Dataset excerpts:
** Begin **

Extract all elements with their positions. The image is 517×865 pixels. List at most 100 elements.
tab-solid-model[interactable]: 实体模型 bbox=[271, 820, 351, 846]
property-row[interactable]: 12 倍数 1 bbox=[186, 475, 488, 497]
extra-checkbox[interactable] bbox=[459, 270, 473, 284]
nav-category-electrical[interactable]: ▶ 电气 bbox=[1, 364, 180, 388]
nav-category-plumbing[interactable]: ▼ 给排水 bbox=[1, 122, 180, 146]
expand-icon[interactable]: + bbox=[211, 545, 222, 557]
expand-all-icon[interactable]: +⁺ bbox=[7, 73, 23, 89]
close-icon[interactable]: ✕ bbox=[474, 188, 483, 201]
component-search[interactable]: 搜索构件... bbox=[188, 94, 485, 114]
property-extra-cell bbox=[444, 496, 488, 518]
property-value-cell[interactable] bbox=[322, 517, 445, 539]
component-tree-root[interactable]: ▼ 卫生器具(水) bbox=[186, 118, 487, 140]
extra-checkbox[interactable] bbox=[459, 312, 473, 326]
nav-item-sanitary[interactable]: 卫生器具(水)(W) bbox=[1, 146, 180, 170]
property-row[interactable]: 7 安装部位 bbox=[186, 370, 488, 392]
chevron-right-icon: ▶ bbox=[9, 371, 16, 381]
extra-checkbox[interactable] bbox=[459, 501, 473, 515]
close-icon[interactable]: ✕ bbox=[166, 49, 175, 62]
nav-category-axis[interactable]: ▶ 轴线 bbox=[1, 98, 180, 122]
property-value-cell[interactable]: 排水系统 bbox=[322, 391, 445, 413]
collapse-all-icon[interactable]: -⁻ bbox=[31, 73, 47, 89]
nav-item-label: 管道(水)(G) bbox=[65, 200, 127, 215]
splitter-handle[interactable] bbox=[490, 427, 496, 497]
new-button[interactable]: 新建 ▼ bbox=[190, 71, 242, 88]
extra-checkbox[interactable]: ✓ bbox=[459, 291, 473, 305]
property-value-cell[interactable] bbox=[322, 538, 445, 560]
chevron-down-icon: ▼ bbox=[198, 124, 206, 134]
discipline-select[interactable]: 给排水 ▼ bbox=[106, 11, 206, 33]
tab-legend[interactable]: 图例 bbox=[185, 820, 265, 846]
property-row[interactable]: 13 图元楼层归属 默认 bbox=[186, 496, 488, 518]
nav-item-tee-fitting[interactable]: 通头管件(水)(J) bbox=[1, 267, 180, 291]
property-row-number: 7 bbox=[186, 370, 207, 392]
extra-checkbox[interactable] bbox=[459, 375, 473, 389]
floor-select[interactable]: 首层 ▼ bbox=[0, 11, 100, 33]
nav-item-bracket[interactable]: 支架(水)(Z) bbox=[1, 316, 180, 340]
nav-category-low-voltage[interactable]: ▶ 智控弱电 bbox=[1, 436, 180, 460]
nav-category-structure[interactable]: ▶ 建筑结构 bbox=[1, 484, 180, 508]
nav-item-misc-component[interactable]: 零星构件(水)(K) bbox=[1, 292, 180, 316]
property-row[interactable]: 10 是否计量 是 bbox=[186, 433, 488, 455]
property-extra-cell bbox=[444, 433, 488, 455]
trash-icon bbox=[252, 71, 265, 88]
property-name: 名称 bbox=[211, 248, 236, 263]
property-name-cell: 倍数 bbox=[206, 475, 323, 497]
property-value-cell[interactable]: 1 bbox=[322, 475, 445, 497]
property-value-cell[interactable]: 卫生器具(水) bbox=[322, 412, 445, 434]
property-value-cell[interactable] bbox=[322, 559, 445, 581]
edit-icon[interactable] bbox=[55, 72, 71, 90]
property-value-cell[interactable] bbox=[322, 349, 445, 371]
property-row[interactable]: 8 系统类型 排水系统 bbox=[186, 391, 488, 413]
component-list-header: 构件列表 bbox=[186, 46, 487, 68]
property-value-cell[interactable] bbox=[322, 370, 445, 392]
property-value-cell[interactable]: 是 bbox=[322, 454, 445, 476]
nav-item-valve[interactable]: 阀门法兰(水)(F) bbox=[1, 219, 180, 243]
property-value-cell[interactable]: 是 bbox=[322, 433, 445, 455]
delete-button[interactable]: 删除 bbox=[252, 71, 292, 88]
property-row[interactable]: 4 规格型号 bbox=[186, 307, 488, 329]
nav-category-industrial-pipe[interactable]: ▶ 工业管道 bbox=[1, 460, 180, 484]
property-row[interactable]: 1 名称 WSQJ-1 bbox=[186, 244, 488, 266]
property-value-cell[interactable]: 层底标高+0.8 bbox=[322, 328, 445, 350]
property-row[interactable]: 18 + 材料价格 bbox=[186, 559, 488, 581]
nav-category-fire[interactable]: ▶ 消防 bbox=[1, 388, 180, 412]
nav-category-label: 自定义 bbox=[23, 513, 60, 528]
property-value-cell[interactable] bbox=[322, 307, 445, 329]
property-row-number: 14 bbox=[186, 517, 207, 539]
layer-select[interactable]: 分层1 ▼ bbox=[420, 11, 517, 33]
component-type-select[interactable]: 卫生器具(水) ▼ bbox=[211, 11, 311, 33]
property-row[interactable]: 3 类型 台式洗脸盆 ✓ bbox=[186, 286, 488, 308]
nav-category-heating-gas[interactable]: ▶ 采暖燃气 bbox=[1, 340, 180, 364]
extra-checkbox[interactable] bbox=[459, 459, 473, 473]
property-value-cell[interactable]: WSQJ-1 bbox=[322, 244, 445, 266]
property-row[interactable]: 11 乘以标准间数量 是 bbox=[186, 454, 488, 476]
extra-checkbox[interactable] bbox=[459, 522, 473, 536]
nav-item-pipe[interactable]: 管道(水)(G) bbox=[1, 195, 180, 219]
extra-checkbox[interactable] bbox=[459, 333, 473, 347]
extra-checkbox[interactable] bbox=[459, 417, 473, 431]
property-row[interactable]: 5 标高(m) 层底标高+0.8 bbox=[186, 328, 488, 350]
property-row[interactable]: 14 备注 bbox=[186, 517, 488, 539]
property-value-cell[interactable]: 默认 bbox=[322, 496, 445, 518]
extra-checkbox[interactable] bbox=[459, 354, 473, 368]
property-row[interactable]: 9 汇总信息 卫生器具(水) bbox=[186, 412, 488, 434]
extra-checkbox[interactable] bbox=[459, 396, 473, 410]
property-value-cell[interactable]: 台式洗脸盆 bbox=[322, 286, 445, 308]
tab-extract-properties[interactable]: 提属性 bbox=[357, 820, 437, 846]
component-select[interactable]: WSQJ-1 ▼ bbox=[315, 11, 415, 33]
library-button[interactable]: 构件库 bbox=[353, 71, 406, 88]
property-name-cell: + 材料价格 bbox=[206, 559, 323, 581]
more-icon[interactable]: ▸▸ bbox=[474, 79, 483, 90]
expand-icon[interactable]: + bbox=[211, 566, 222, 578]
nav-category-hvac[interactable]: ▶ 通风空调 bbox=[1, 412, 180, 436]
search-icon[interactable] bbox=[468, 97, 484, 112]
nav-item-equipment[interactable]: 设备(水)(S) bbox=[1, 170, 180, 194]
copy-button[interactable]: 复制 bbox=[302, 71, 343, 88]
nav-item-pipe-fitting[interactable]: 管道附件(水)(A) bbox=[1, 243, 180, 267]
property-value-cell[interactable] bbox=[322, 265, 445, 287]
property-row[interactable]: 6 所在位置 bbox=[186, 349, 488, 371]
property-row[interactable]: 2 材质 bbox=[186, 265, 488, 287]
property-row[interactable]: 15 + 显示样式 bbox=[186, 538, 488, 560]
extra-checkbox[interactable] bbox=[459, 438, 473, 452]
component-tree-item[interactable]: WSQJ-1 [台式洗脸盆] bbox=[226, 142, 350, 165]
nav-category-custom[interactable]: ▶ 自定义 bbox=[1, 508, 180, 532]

** End **

Work to do: Rewrite the material as a numbered list, from its first line through the line containing "nav-category-electrical[interactable]: ▶ 电气", both included, leaving out blank lines.

Written answer:
1. Extract all elements with their positions. The image is 517×865 pixels. List at most 100 elements.
2. tab-solid-model[interactable]: 实体模型 bbox=[271, 820, 351, 846]
3. property-row[interactable]: 12 倍数 1 bbox=[186, 475, 488, 497]
4. extra-checkbox[interactable] bbox=[459, 270, 473, 284]
5. nav-category-electrical[interactable]: ▶ 电气 bbox=[1, 364, 180, 388]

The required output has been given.